_STATED EXERCISE_
Write each line out again exactly as written.

_DATA ENTRIES_
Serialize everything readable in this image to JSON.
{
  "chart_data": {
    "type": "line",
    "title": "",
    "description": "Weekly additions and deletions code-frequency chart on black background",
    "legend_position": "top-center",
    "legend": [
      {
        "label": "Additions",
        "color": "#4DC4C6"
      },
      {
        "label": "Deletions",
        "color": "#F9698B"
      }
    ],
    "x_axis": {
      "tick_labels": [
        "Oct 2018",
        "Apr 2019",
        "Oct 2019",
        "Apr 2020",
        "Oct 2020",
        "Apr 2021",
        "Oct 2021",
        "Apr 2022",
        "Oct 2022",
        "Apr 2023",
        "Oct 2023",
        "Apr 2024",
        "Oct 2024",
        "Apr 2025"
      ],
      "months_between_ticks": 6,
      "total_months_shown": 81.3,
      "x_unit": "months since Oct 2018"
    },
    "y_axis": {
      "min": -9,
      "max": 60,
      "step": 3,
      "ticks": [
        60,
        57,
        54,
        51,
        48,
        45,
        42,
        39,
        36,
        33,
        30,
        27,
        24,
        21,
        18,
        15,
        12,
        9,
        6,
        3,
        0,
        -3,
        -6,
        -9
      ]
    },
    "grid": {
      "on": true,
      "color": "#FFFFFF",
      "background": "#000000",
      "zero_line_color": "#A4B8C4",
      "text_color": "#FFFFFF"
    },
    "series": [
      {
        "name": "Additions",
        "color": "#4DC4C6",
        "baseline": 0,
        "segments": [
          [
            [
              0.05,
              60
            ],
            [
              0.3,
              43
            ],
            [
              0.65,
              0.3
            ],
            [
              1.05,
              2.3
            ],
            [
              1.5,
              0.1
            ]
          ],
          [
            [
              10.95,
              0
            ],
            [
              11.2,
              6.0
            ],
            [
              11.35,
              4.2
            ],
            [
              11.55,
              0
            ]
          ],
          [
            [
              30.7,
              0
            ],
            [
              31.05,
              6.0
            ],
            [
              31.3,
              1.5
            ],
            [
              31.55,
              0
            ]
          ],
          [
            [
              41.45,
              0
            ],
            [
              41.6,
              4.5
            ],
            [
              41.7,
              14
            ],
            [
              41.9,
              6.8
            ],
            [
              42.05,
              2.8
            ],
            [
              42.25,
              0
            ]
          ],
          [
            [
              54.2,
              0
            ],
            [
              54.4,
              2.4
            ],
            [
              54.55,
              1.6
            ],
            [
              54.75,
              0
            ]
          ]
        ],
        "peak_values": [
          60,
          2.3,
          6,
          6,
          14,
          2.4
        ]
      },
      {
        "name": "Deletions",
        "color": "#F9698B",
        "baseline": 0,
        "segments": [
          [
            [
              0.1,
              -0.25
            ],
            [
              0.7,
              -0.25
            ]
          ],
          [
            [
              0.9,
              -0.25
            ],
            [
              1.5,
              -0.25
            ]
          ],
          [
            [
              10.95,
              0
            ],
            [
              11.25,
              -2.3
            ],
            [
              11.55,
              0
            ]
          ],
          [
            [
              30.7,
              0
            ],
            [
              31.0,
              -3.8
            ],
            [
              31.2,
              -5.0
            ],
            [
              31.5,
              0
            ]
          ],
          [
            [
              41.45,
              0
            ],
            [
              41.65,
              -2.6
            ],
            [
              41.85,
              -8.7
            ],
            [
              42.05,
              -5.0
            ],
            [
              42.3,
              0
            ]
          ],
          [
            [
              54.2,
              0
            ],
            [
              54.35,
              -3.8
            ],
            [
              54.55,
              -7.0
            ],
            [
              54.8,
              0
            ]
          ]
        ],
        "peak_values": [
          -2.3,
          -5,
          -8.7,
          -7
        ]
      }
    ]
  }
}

_OUTPUT BELOW_
Serialize everything readable in this image to JSON.
{
  "chart_data": {
    "type": "line",
    "title": "",
    "description": "Weekly additions and deletions code-frequency chart on black background",
    "legend_position": "top-center",
    "legend": [
      {
        "label": "Additions",
        "color": "#4DC4C6"
      },
      {
        "label": "Deletions",
        "color": "#F9698B"
      }
    ],
    "x_axis": {
      "tick_labels": [
        "Oct 2018",
        "Apr 2019",
        "Oct 2019",
        "Apr 2020",
        "Oct 2020",
        "Apr 2021",
        "Oct 2021",
        "Apr 2022",
        "Oct 2022",
        "Apr 2023",
        "Oct 2023",
        "Apr 2024",
        "Oct 2024",
        "Apr 2025"
      ],
      "months_between_ticks": 6,
      "total_months_shown": 81.3,
      "x_unit": "months since Oct 2018"
    },
    "y_axis": {
      "min": -9,
      "max": 60,
      "step": 3,
      "ticks": [
        60,
        57,
        54,
        51,
        48,
        45,
        42,
        39,
        36,
        33,
        30,
        27,
        24,
        21,
        18,
        15,
        12,
        9,
        6,
        3,
        0,
        -3,
        -6,
        -9
      ]
    },
    "grid": {
      "on": true,
      "color": "#FFFFFF",
      "background": "#000000",
      "zero_line_color": "#A4B8C4",
      "text_color": "#FFFFFF"
    },
    "series": [
      {
        "name": "Additions",
        "color": "#4DC4C6",
        "baseline": 0,
        "segments": [
          [
            [
              0.05,
              60
            ],
            [
              0.3,
              43
            ],
            [
              0.65,
              0.3
            ],
            [
              1.05,
              2.3
            ],
            [
              1.5,
              0.1
            ]
          ],
          [
            [
              10.95,
              0
            ],
            [
              11.2,
              6.0
            ],
            [
              11.35,
              4.2
            ],
            [
              11.55,
              0
            ]
          ],
          [
            [
              30.7,
              0
            ],
            [
              31.05,
              6.0
            ],
            [
              31.3,
              1.5
            ],
            [
              31.55,
              0
            ]
          ],
          [
            [
              41.45,
              0
            ],
            [
              41.6,
              4.5
            ],
            [
              41.7,
              14
            ],
            [
              41.9,
              6.8
            ],
            [
              42.05,
              2.8
            ],
            [
              42.25,
              0
            ]
          ],
          [
            [
              54.2,
              0
            ],
            [
              54.4,
              2.4
            ],
            [
              54.55,
              1.6
            ],
            [
              54.75,
              0
            ]
          ]
        ],
        "peak_values": [
          60,
          2.3,
          6,
          6,
          14,
          2.4
        ]
      },
      {
        "name": "Deletions",
        "color": "#F9698B",
        "baseline": 0,
        "segments": [
          [
            [
              0.1,
              -0.25
            ],
            [
              0.7,
              -0.25
            ]
          ],
          [
            [
              0.9,
              -0.25
            ],
            [
              1.5,
              -0.25
            ]
          ],
          [
            [
              10.95,
              0
            ],
            [
              11.25,
              -2.3
            ],
            [
              11.55,
              0
            ]
          ],
          [
            [
              30.7,
              0
            ],
            [
              31.0,
              -3.8
            ],
            [
              31.2,
              -5.0
            ],
            [
              31.5,
              0
            ]
          ],
          [
            [
              41.45,
              0
            ],
            [
              41.65,
              -2.6
            ],
            [
              41.85,
              -8.7
            ],
            [
              42.05,
              -5.0
            ],
            [
              42.3,
              0
            ]
          ],
          [
            [
              54.2,
              0
            ],
            [
              54.35,
              -3.8
            ],
            [
              54.55,
              -7.0
            ],
            [
              54.8,
              0
            ]
          ]
        ],
        "peak_values": [
          -2.3,
          -5,
          -8.7,
          -7
        ]
      }
    ]
  }
}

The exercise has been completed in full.